**Given request:** In the lines below, how many hold the word "EURUSD"? Answer only with the number.

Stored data
──────

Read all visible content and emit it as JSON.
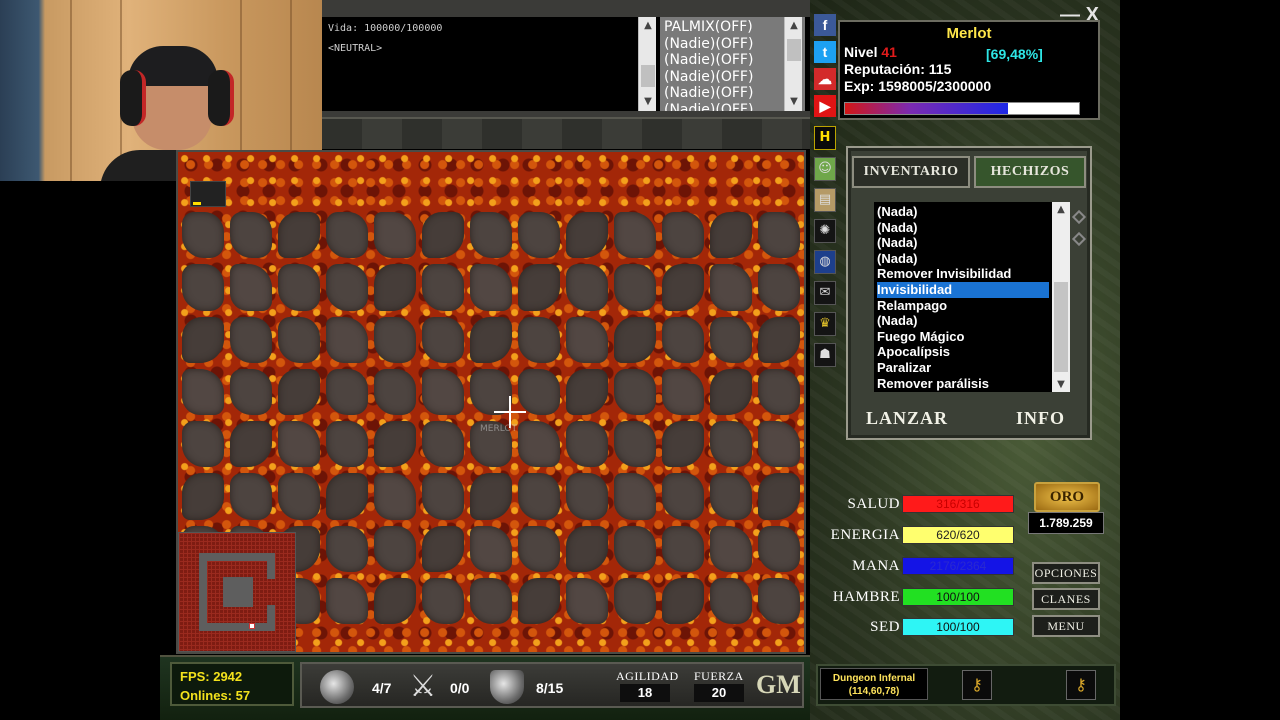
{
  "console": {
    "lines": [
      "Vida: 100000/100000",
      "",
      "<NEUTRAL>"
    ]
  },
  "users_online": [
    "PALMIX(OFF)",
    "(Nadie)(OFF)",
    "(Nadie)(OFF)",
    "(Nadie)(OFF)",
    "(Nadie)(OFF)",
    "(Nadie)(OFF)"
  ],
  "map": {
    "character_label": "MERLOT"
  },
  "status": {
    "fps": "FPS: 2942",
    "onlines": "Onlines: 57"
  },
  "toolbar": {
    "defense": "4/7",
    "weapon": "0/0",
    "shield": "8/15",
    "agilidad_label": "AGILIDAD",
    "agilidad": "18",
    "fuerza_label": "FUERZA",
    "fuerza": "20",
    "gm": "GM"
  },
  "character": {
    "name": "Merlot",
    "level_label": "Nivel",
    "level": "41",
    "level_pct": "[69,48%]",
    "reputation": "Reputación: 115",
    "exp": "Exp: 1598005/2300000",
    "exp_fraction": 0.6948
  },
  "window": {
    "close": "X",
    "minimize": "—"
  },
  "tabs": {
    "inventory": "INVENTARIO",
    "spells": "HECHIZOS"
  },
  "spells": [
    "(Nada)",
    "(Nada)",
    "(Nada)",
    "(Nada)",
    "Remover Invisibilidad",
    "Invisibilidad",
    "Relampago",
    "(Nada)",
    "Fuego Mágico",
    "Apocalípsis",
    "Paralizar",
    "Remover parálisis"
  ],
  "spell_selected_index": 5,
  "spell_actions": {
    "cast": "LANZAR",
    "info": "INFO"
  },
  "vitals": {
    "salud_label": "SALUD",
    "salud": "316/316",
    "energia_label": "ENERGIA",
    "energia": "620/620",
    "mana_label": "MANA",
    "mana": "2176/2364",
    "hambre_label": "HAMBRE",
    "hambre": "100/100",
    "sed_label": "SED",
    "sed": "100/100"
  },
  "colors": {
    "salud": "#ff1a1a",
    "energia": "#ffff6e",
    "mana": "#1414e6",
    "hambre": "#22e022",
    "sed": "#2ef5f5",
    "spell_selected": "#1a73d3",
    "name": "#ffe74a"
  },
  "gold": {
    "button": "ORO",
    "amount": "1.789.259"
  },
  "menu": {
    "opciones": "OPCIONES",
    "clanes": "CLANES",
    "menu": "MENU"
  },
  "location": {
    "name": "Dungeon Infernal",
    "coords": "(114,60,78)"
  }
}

──────

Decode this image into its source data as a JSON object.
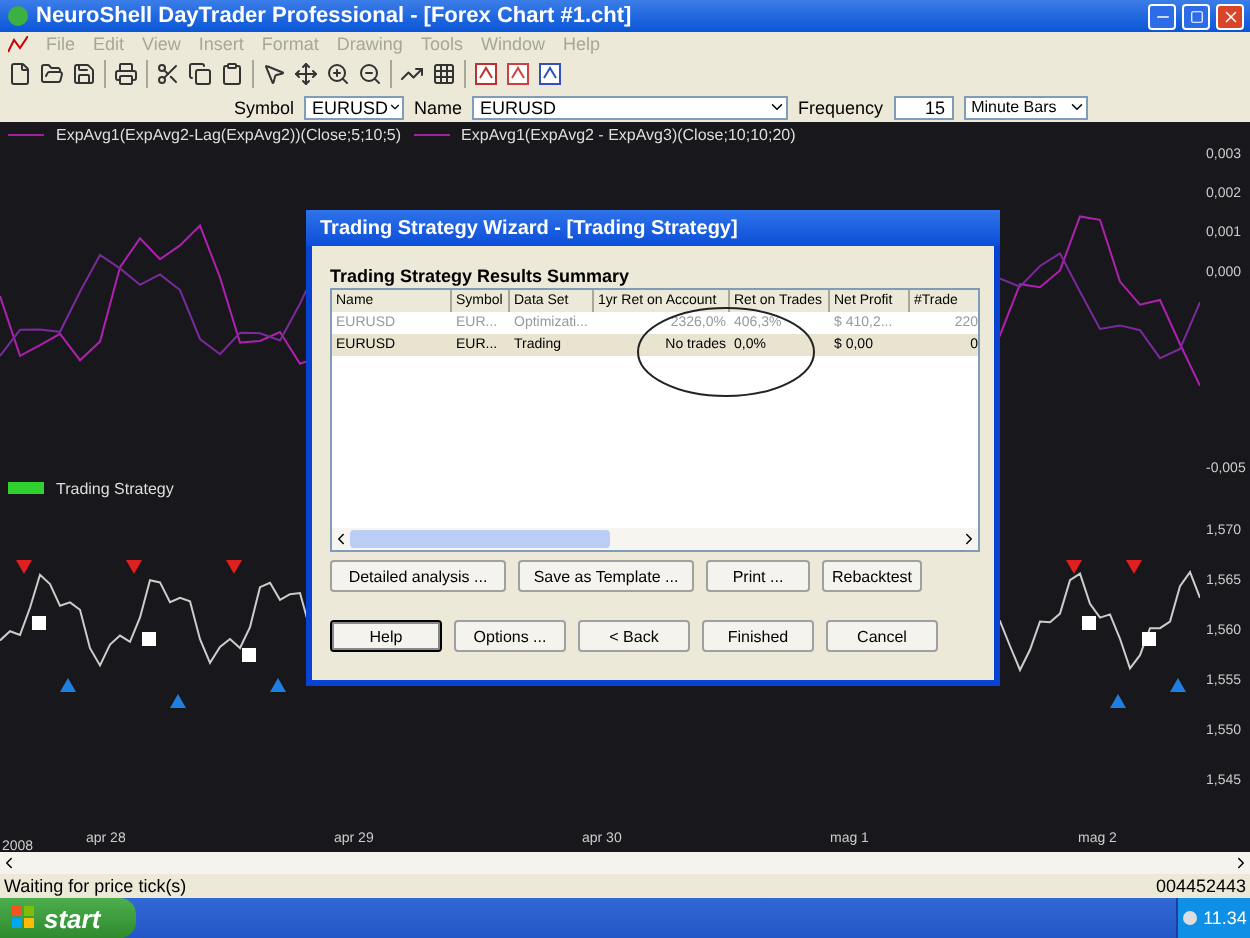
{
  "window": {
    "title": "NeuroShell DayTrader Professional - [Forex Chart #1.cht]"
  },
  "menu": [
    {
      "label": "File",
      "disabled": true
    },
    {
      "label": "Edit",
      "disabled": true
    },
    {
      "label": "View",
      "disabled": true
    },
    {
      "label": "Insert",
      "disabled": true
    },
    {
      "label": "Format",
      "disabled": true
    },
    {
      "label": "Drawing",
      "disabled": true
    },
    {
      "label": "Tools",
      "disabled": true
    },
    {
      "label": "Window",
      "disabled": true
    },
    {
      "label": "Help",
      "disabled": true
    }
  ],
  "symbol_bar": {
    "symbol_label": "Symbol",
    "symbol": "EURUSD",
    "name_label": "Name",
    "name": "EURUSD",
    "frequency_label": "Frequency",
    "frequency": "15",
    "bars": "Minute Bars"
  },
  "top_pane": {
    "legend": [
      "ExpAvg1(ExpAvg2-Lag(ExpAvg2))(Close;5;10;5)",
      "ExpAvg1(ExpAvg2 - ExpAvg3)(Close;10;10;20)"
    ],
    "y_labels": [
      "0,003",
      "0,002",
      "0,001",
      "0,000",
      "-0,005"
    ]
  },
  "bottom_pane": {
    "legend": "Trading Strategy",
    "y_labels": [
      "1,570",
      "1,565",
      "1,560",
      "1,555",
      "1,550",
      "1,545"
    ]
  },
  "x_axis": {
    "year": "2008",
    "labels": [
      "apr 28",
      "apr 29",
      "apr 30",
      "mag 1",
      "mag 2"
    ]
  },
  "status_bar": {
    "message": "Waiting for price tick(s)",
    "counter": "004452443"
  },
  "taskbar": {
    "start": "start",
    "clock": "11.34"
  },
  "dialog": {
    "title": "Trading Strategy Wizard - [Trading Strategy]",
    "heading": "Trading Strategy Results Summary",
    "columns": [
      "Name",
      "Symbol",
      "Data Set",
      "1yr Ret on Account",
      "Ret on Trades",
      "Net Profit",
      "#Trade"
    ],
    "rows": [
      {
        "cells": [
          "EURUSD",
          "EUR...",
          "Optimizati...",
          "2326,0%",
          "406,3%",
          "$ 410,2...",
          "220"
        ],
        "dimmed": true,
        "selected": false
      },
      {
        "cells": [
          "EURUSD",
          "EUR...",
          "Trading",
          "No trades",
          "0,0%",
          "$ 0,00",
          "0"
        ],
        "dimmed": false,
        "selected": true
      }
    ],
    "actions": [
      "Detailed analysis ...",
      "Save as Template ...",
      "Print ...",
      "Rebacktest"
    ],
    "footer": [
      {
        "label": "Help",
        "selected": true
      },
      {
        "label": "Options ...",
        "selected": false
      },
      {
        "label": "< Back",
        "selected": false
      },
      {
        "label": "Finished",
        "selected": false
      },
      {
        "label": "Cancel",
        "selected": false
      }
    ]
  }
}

──────

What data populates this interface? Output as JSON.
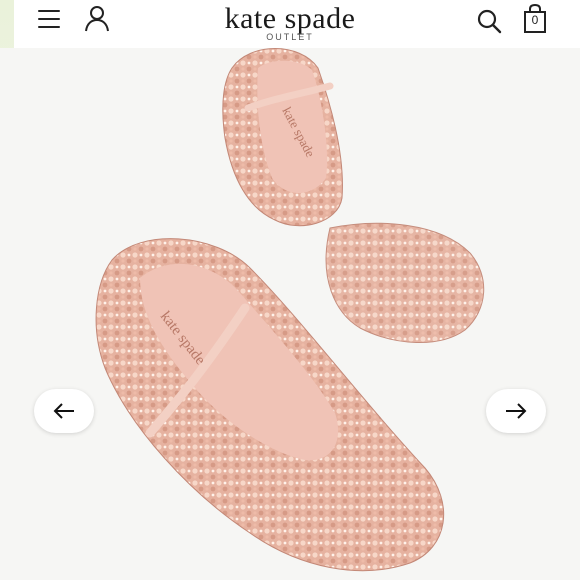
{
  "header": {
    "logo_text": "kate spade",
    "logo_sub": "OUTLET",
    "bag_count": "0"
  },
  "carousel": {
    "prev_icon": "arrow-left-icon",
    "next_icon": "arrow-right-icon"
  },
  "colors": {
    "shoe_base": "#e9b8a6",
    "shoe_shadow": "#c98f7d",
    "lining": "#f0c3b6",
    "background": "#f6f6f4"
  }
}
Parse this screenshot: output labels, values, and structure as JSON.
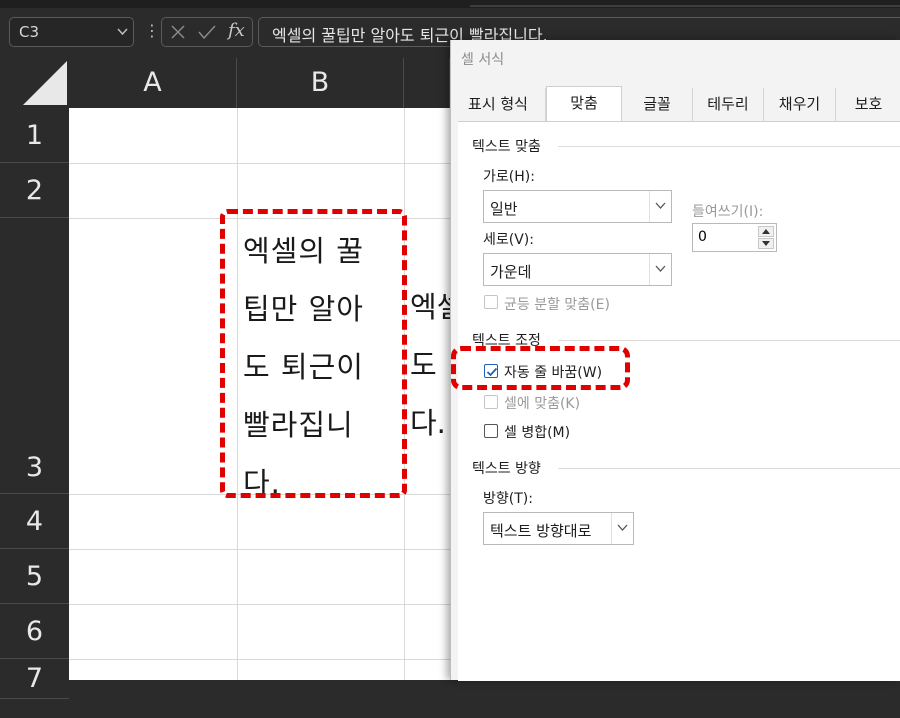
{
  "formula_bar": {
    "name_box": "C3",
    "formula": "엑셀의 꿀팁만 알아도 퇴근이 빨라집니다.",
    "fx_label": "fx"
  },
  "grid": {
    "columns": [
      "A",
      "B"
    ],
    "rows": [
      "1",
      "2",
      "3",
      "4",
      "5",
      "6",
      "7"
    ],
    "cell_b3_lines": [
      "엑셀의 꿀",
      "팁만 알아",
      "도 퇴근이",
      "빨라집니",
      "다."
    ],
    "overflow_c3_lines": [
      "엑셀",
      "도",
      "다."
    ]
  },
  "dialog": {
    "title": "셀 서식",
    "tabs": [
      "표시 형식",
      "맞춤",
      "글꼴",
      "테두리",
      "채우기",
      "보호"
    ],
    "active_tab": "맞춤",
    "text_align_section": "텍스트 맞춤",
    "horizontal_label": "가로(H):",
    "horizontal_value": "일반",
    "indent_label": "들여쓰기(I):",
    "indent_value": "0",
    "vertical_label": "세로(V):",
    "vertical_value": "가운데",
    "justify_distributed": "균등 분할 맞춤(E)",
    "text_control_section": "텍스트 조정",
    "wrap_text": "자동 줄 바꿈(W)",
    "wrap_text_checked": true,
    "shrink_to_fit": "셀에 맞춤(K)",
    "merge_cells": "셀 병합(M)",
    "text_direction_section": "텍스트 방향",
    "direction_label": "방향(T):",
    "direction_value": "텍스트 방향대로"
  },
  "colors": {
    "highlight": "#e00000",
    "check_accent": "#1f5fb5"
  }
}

──────

**Answer to the problem:** 4